INFORMATION PROVIDED:
==================================================

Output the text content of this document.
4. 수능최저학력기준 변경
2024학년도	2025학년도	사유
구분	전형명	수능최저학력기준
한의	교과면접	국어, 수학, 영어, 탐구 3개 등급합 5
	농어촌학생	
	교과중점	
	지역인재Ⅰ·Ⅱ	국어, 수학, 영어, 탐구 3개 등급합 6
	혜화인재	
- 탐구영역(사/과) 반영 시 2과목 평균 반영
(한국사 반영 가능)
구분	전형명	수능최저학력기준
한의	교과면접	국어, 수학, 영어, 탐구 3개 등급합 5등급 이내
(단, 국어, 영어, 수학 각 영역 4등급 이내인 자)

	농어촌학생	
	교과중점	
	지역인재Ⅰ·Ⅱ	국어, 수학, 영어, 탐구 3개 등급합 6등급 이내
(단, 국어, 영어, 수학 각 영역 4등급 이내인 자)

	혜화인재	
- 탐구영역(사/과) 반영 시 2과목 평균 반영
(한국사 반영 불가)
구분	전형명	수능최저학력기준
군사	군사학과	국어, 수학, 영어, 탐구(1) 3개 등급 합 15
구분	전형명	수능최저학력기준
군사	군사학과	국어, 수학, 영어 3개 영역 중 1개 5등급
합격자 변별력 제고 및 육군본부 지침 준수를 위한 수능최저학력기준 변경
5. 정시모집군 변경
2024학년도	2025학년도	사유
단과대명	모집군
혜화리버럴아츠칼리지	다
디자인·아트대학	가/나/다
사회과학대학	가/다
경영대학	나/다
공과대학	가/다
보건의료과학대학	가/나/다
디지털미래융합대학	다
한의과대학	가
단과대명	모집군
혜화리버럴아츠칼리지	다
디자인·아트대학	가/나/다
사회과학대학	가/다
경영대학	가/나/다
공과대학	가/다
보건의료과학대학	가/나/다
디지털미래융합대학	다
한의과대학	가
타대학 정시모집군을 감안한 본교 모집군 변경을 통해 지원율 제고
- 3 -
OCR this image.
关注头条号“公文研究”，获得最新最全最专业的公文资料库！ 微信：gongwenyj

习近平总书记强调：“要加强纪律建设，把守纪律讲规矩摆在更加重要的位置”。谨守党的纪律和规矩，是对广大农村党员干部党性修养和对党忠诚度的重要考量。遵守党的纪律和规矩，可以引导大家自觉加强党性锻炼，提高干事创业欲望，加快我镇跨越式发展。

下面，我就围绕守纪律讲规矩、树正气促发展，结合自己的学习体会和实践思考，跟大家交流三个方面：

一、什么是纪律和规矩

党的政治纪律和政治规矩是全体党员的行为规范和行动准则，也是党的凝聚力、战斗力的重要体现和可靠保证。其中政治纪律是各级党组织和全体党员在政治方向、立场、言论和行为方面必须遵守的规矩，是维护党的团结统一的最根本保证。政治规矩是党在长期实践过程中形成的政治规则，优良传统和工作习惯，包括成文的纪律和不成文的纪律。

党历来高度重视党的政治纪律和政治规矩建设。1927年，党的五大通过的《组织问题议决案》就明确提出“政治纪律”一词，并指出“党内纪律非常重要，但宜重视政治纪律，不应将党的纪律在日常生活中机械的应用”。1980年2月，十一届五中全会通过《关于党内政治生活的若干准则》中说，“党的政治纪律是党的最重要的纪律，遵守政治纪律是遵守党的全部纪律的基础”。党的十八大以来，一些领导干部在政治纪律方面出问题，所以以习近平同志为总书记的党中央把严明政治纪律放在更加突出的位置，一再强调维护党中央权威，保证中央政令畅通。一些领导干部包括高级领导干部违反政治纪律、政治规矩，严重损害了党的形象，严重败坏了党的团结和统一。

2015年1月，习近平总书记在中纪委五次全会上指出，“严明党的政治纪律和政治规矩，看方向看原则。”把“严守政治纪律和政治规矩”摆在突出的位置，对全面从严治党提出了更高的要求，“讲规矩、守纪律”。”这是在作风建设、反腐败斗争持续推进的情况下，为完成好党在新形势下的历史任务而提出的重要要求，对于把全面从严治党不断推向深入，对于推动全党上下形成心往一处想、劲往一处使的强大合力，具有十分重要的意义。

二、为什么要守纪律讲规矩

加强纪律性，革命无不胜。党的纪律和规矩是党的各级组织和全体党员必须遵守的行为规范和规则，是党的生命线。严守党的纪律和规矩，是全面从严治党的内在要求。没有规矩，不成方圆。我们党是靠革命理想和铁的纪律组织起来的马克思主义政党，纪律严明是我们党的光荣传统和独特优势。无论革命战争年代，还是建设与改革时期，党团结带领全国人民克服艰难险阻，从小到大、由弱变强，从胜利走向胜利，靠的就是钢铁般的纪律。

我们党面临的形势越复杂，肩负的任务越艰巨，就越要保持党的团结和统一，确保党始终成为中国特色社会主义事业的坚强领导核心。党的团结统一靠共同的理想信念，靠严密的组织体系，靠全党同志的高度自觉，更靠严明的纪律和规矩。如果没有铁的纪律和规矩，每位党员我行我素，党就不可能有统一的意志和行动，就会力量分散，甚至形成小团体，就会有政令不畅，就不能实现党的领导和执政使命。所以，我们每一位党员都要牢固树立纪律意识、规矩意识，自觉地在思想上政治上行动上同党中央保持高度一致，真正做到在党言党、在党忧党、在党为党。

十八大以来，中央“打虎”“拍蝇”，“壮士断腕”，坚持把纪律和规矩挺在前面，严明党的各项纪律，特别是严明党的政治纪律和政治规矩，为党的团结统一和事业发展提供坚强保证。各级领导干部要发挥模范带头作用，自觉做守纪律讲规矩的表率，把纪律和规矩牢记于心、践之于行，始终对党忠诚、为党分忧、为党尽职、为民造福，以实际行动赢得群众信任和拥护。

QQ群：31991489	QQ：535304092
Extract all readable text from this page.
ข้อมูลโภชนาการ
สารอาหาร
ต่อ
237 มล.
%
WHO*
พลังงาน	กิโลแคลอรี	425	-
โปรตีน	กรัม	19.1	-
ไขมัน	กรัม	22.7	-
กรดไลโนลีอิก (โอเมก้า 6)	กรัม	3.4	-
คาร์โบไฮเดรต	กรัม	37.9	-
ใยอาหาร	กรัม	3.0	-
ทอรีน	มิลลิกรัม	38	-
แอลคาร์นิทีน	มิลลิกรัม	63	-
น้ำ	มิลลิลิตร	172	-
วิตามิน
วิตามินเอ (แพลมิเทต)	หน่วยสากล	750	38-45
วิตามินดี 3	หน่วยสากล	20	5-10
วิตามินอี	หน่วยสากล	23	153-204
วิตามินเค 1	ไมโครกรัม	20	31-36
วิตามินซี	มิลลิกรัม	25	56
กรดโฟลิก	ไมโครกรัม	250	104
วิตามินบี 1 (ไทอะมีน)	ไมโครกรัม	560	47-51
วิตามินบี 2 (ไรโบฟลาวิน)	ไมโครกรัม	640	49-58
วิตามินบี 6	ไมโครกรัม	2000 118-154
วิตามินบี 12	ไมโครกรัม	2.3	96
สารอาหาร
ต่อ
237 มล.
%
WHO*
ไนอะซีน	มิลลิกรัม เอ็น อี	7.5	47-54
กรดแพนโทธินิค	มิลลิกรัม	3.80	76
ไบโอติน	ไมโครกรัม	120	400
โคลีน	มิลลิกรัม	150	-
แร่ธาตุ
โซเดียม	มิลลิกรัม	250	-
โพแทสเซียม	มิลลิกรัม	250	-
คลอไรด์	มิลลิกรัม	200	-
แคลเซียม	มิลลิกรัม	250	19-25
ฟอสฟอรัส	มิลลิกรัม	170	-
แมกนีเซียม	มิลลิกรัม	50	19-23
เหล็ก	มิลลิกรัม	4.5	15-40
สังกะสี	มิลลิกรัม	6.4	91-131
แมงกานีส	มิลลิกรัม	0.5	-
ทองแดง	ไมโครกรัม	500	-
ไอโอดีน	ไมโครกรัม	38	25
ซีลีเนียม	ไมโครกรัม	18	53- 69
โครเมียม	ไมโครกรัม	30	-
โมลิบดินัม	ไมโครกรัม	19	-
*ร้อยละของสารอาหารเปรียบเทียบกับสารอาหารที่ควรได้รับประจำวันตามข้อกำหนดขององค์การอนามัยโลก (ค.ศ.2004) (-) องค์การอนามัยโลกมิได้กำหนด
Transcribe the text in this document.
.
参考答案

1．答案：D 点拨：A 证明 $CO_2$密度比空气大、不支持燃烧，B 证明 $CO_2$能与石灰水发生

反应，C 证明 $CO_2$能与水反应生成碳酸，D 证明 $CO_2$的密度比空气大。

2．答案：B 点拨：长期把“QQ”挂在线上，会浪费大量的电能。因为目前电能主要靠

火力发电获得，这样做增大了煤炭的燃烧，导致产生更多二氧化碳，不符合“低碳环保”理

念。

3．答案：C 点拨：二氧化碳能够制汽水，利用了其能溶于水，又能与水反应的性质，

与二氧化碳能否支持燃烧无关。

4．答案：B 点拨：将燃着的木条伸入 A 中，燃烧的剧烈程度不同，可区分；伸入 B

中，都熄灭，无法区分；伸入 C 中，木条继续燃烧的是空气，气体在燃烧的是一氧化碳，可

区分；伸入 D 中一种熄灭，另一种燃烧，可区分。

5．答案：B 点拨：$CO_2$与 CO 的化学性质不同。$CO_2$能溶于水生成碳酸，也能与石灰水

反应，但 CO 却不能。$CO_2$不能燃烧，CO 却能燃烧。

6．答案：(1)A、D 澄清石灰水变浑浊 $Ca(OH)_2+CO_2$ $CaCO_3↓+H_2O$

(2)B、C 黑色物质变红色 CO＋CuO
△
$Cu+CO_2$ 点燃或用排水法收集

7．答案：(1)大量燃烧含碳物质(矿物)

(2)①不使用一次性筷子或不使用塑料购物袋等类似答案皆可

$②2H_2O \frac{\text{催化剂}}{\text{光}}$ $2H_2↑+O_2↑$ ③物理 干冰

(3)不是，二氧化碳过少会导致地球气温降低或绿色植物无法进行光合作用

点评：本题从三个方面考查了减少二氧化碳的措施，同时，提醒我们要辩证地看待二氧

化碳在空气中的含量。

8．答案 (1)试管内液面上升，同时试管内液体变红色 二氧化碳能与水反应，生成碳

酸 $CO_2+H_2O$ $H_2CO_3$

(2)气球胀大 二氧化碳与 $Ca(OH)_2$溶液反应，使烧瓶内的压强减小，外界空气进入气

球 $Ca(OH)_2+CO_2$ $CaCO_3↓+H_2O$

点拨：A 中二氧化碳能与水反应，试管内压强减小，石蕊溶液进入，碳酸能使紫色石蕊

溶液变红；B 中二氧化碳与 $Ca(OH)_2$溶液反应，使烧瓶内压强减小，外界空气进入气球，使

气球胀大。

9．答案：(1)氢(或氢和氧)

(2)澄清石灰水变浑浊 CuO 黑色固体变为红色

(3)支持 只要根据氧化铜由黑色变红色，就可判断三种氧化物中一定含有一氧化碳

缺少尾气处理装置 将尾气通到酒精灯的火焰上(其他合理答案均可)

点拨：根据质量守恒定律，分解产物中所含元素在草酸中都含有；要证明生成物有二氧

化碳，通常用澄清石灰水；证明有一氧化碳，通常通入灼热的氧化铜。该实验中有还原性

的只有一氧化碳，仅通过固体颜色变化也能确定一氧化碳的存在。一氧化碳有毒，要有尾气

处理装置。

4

==================================================

TASK OBJECTIVE: Tell how many lines of the data include the word "澄清石灰水变浑浊", and nothing else.

TASK SOLUTION: 2